**EXPLORE THE MATERIAL:**
**a)** In the Dakota Access pipeline article, which court ordered the partial stay on the lower court ruling?
**b)** Proceed with the Dakota Access pipeline article, picking up after its final sentence.

**PROVIDED TEXT:**
━━━━━━━━━━━━━━━━

Court allows DAPL crude line to stay in service: Update

  • : Crude oil
  • 20/08/05

Adds details from ruling, Energy Transfer comments

A federal appeals court ordered a partial stay on a lower court ruling to shut the 570,000 b/d Dakota Access crude pipeline (DAPL), allowing Energy Transfer to keep it in service during legal proceedings.

The US Court of Appeals for the District of Columbia Circuit said the lower court "did not make the findings necessary for injunctive relief," according to the ruling today.

But the Appeals court also upheld a portion of the lower court ruling that threw out a federal easement allowing DAPL to cross under the Missouri river.

US District Court judge James Boasberg on 6 July ruled that Energy Transfer must shut the line and empty it within 30 days, as a result of a long-standing legal battle over its environmental permitting. Boasberg also threw out the Missouri river federal easement, citing the "seriousness" of errors underlying the project's permit.

The Appeals court said today that the US administration and Energy Transfer "have failed to make a strong showing of likely success on their claims" that the district court erred in directing the Army Corps to prepare an environmental impact statement. The court also directed the Army Corps to clarify to the district court whether it intends to allow the continued operation of DAPL "notwithstanding vacatur of the easement."

━━━━━━━━━━━━━━━━

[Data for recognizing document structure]
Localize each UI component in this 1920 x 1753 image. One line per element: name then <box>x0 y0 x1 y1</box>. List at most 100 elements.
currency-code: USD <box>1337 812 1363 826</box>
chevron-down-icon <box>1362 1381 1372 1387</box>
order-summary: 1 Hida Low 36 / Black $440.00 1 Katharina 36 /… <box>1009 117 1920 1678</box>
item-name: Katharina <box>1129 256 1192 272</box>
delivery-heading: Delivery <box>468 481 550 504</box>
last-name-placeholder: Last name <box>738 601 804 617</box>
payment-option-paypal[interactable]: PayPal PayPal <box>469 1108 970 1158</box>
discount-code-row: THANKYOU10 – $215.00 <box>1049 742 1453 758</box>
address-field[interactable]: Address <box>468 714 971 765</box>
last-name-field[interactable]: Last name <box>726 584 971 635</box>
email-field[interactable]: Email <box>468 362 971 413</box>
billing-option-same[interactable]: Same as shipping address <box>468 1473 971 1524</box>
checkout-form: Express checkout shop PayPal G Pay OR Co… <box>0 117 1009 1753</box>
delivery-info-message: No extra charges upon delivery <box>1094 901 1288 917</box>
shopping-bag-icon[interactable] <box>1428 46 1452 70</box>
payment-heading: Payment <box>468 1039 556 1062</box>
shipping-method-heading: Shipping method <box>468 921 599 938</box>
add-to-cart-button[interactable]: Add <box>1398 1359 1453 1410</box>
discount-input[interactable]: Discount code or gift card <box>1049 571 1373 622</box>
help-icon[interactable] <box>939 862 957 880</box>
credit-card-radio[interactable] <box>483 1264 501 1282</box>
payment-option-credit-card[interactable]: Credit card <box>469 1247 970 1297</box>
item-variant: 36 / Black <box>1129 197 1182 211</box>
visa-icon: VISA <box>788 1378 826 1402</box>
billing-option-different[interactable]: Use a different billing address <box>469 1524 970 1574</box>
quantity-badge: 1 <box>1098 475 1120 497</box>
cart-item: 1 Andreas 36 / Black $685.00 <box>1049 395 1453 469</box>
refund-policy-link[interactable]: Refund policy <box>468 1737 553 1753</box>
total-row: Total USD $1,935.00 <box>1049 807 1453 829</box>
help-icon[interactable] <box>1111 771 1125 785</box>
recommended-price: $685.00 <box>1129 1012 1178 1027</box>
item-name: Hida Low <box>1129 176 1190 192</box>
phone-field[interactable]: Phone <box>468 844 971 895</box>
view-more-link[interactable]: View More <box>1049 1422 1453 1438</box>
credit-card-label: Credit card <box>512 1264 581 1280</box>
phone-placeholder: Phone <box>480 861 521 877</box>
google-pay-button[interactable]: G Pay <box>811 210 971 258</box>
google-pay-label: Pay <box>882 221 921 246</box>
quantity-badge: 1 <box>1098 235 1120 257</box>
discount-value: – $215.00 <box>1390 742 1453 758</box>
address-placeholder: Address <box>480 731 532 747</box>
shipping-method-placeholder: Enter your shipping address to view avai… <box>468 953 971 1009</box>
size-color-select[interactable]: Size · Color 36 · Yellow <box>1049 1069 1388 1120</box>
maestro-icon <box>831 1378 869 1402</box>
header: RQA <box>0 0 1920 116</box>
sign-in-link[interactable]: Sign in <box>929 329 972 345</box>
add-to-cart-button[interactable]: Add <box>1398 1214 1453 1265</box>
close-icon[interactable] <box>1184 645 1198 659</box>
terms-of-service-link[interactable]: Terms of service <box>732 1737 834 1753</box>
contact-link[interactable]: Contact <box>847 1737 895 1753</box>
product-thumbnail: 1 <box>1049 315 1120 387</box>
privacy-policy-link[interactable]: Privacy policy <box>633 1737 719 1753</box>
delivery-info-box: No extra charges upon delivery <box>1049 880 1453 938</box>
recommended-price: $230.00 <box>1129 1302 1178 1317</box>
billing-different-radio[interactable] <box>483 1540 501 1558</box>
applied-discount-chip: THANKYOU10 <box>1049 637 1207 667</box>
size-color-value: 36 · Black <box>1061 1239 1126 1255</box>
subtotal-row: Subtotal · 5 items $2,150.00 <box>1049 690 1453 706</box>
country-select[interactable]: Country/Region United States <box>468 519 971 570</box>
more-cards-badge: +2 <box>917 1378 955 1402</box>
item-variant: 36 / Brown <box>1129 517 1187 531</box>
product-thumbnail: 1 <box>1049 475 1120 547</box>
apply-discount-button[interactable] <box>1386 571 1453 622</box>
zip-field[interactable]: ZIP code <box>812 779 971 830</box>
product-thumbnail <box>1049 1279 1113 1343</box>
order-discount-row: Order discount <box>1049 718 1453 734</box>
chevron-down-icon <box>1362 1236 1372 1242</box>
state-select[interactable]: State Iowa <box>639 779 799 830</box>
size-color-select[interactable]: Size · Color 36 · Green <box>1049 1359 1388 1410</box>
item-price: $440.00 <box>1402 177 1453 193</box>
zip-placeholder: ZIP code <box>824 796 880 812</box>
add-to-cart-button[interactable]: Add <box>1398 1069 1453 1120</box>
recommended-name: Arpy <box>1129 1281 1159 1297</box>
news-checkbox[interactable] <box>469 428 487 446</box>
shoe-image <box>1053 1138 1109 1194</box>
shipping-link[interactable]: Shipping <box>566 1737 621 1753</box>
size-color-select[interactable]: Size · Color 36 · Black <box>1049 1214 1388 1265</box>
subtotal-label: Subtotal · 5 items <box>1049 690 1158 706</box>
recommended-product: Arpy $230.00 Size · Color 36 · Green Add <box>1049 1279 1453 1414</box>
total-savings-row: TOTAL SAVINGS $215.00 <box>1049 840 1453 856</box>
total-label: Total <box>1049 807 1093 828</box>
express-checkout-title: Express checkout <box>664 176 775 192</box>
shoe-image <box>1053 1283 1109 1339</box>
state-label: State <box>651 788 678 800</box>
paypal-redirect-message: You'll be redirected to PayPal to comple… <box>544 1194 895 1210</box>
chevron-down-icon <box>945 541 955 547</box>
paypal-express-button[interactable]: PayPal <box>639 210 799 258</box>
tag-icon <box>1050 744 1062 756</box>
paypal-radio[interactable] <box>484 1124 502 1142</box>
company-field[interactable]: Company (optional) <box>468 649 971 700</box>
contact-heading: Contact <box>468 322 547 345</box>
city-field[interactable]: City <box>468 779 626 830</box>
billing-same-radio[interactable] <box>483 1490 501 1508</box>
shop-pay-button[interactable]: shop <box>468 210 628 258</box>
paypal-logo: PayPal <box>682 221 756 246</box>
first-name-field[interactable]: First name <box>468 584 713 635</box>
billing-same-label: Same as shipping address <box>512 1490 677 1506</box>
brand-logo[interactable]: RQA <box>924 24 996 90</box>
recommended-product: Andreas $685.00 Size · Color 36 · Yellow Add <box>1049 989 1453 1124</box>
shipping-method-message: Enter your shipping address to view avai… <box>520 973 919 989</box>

━━━━━━━━━━━━━━━━

**TASK ANSWERS:**
**a)** The US Court of Appeals for the District of Columbia Circuit.

**b)**
Energy Transfer said today that it will need to "run the course" with the litigation and is confident that the pipeline will continue to operate. The company also said it is still reviewing the Appeals court decision.

The American Petroleum Institute said the failure of the Appeals court to uphold the DAPL easement shows the problems with an outdated permitting system, which "allows protracted challenges to advance within the courts and ultimately take away jobs, tax dollars, and investments that pipelines bring to communities that sorely need them."

Meanwhile, opponents of the DAPL said the line is now operating illegally because the easement is invalid. "As the environmental review process gets underway in the months ahead, we look forward to showing why the Dakota Access pipeline is too dangerous to operate," said Standing Rock Sioux Tribe chairman Mike Faith.

A DAPL shutdown would cut off a major conduit of crude from the Bakken shale in North Dakota to the US midcontinent and the Gulf coast.

DAPL moves Bakken crude to Patoka, Illinois, where it connects to another Energy Transfer pipeline to Nederland, Texas.

Energy Transfer has told the court that it would take about three months and $24mn to safely purge the pipeline of oil and preserve it for future use.

The underlying lawsuit was brought by the Standing Rock Sioux tribe and other Native American groups who contend that the Army Corps of Engineers failed to adequately study certain issues related to potential oil spills from the pipeline, which went into service in June 2017.

Boasberg on 25 March ordered the Army Corps of Engineers to conduct a new environmental review for the contested DAPL easement and said it would consider a request to cease operations on the line during the study.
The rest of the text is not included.